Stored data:
·····

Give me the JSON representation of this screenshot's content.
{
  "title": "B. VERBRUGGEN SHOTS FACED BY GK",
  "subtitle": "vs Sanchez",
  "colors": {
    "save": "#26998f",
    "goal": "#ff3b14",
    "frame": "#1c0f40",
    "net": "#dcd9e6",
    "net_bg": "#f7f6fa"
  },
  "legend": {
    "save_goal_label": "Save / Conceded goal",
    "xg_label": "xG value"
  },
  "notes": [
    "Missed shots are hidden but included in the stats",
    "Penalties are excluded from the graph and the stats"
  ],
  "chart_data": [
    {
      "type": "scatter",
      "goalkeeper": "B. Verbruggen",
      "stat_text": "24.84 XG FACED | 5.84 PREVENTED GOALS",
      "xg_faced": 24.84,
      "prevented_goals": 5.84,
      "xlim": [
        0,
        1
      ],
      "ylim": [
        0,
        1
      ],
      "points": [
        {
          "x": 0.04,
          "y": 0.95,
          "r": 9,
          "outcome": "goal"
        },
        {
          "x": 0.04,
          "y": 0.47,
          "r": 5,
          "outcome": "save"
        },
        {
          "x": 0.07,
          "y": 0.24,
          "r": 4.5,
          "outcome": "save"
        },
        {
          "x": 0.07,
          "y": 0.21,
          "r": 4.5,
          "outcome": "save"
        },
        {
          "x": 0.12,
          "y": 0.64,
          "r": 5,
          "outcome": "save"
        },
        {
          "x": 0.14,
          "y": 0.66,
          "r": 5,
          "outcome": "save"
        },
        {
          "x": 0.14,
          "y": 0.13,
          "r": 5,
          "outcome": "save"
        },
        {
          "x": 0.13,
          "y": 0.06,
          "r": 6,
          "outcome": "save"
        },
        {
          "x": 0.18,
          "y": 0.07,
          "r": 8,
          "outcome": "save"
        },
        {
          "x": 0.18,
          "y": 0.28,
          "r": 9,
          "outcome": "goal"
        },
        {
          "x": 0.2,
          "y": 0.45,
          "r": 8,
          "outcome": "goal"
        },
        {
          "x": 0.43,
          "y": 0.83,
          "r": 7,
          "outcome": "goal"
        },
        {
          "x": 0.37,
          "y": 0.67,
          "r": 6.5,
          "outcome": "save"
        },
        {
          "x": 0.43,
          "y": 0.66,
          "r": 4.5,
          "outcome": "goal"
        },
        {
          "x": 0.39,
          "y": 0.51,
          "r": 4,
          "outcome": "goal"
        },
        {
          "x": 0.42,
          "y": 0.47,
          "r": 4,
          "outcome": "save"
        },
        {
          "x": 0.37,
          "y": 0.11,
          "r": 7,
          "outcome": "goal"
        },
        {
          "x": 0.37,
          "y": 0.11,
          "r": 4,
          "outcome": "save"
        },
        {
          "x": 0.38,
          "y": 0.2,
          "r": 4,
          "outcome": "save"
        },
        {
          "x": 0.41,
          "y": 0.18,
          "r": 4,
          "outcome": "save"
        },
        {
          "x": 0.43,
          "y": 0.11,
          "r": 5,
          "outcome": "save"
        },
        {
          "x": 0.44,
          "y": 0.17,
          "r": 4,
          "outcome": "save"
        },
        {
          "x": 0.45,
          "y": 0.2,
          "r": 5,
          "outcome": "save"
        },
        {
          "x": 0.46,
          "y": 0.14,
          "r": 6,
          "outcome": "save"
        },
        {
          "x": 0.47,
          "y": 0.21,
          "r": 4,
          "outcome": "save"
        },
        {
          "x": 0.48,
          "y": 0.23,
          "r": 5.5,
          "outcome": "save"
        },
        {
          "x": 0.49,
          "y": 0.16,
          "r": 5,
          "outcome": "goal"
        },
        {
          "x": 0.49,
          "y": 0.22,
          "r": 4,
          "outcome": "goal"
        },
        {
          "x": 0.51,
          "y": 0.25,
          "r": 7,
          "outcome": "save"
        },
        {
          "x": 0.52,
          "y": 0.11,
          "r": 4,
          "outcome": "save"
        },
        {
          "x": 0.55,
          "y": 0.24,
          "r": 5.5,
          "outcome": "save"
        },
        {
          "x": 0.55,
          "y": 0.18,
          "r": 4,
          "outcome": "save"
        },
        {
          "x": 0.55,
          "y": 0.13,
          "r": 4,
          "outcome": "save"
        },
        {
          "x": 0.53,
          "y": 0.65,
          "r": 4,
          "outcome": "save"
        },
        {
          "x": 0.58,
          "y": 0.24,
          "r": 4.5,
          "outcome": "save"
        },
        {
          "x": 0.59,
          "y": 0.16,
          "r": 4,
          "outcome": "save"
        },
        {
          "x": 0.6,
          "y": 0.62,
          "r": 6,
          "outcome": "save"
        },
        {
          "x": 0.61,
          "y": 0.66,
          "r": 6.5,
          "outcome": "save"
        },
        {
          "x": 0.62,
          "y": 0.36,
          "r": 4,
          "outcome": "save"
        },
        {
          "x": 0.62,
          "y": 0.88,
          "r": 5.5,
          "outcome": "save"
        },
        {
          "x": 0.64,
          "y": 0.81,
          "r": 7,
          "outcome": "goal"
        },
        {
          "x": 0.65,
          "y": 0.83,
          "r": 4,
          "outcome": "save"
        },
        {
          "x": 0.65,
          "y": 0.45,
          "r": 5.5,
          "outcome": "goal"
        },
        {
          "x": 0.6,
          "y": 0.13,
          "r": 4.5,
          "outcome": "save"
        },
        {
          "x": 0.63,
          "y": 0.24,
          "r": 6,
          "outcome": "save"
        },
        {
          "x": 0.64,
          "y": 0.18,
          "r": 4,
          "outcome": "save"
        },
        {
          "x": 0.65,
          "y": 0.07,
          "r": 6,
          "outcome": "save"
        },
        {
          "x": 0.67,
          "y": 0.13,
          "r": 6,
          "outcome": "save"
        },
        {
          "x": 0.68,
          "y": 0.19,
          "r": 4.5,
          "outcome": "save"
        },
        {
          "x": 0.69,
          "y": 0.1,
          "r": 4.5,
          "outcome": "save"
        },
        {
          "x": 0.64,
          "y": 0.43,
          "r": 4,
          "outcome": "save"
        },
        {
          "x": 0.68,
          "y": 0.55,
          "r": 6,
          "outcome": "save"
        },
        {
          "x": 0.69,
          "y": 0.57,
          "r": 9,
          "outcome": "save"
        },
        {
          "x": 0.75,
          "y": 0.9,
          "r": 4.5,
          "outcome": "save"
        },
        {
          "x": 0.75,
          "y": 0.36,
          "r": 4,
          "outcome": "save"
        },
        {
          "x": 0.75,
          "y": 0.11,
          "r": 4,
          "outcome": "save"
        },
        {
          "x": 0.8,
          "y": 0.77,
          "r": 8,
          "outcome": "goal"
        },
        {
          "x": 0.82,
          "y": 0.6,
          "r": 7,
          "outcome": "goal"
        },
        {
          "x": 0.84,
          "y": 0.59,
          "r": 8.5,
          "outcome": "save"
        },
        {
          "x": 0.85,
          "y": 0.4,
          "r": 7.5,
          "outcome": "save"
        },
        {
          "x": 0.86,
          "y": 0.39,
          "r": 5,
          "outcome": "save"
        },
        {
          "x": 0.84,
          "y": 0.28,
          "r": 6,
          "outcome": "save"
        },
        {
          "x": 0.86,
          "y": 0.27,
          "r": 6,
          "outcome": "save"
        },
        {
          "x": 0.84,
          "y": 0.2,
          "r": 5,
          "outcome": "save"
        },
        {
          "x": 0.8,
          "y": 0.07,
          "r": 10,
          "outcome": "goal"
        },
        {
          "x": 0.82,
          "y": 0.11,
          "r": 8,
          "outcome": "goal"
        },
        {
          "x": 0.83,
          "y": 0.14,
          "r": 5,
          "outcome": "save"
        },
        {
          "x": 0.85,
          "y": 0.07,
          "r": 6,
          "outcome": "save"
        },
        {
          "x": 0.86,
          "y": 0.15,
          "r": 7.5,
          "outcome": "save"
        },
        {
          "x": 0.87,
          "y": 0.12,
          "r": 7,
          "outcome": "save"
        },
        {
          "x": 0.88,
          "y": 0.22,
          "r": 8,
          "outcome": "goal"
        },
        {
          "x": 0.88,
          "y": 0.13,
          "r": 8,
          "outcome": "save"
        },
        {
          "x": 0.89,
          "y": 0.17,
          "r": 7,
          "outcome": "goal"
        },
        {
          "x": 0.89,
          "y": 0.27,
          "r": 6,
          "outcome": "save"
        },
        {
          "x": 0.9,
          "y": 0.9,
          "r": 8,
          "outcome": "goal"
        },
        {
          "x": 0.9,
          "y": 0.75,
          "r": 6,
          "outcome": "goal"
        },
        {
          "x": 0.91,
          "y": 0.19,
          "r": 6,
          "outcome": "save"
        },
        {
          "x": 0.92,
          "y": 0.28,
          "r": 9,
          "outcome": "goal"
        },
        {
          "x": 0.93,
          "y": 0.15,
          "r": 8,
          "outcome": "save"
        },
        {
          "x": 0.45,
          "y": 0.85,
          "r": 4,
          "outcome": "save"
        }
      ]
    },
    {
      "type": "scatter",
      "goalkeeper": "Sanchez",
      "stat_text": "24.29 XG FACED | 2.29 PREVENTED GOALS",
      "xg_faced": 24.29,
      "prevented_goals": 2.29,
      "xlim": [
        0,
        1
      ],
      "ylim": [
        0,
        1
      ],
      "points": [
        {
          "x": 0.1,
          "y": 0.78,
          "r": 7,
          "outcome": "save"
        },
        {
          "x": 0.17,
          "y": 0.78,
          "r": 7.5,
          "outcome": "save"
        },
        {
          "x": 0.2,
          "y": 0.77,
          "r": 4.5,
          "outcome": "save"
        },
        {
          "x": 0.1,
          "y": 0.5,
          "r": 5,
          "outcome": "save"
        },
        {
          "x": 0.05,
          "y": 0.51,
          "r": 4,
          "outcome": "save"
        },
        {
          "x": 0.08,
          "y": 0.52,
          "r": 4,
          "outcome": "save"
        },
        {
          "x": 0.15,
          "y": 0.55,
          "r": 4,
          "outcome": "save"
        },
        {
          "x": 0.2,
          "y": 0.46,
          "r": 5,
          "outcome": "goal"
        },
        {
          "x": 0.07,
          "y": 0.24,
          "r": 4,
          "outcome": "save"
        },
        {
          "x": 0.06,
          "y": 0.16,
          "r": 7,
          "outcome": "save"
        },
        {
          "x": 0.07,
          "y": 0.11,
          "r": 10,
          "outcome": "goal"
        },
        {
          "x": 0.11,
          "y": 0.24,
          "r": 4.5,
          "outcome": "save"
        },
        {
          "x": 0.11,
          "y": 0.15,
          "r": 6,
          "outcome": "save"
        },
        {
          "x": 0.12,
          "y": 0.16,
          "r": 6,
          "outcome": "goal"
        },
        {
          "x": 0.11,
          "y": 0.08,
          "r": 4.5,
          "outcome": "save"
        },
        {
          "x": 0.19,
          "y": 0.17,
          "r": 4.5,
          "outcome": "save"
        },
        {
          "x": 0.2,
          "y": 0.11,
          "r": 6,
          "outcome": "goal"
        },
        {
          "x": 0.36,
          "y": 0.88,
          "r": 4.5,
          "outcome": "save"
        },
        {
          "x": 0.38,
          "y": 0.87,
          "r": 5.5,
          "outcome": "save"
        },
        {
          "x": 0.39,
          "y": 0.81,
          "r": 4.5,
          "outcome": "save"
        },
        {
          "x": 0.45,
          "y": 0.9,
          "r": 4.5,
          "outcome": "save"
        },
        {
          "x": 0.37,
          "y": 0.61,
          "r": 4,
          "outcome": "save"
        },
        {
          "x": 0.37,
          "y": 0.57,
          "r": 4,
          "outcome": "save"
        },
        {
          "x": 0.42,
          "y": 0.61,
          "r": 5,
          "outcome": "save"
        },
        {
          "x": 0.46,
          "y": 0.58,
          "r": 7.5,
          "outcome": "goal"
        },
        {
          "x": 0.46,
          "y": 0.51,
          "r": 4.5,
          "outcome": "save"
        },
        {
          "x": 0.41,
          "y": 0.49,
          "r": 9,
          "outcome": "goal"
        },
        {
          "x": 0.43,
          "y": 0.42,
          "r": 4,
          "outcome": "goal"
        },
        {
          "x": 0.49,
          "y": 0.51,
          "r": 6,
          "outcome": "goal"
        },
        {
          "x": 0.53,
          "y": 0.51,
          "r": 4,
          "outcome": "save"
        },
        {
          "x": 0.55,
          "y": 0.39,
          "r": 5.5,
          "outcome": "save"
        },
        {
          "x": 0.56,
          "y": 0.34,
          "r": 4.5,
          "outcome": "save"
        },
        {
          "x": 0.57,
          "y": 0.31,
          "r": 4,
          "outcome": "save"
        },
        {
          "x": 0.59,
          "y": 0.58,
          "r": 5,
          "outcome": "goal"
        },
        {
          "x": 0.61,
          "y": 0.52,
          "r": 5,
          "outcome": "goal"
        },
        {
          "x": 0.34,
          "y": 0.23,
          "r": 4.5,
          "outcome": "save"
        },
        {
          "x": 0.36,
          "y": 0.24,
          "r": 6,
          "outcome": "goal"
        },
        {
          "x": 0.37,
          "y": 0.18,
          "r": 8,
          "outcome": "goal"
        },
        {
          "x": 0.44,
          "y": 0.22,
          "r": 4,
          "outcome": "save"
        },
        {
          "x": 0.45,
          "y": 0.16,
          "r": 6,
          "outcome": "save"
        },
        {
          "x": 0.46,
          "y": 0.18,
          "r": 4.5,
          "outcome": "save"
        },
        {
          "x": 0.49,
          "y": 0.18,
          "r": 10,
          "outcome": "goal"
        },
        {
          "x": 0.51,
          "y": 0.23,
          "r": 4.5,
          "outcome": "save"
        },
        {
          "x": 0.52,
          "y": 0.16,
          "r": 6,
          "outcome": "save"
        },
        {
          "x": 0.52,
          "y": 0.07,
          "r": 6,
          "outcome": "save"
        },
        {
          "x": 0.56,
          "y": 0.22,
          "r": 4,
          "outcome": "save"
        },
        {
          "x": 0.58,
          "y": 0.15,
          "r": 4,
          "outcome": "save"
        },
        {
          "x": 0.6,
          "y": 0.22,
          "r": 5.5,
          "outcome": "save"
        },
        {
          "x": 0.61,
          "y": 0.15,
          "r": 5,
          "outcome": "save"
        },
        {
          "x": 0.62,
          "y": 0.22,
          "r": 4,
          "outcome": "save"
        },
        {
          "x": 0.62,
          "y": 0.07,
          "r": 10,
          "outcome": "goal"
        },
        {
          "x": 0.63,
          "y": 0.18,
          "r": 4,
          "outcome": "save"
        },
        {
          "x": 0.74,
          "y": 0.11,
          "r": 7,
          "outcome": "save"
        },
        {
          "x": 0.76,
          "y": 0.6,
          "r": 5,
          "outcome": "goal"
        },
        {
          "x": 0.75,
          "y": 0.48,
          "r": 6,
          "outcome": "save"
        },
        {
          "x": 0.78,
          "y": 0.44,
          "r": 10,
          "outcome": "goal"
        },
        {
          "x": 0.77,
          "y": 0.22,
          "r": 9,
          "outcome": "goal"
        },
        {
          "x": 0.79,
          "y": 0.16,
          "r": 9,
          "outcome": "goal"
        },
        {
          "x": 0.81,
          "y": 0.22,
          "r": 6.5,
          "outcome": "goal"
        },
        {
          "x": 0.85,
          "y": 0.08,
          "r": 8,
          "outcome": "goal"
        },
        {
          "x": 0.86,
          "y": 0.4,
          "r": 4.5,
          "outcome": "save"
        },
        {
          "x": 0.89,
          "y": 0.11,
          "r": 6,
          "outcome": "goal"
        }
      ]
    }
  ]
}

·····

- **To do**
Say how many lines in the records hold "goalkeeper", with the number as the whole reply.

- **Task answer**
2